WHAT TO WORK ON — Leave out the pictures and transcribe the rest of the records exactly.

DATA ENTRIES —
# # # #
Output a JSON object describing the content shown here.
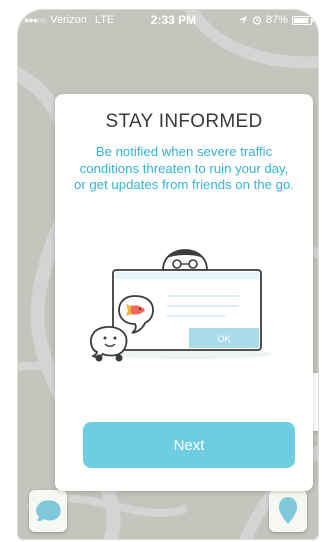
{
  "status_bar": {
    "carrier": "Verizon",
    "network": "LTE",
    "time": "2:33 PM",
    "battery": "87%",
    "battery_level": 0.87
  },
  "dialog": {
    "title": "STAY INFORMED",
    "body": "Be notified when severe traffic conditions threaten to ruin your day, or get updates from friends on the go.",
    "illustration_ok_label": "OK",
    "next_label": "Next"
  },
  "icons": {
    "wazer_button": "waze-icon",
    "location_button": "map-pin-icon"
  },
  "colors": {
    "accent": "#6fcde2",
    "body_text": "#35b3d6",
    "title_text": "#3a3a3a"
  }
}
# # # #
WRITTEN REPLY —
Output a JSON object describing the content shown here.
{
  "status_bar": {
    "carrier": "Verizon",
    "network": "LTE",
    "time": "2:33 PM",
    "battery": "87%",
    "battery_level": 0.87
  },
  "dialog": {
    "title": "STAY INFORMED",
    "body": "Be notified when severe traffic conditions threaten to ruin your day, or get updates from friends on the go.",
    "illustration_ok_label": "OK",
    "next_label": "Next"
  },
  "icons": {
    "wazer_button": "waze-icon",
    "location_button": "map-pin-icon"
  },
  "colors": {
    "accent": "#6fcde2",
    "body_text": "#35b3d6",
    "title_text": "#3a3a3a"
  }
}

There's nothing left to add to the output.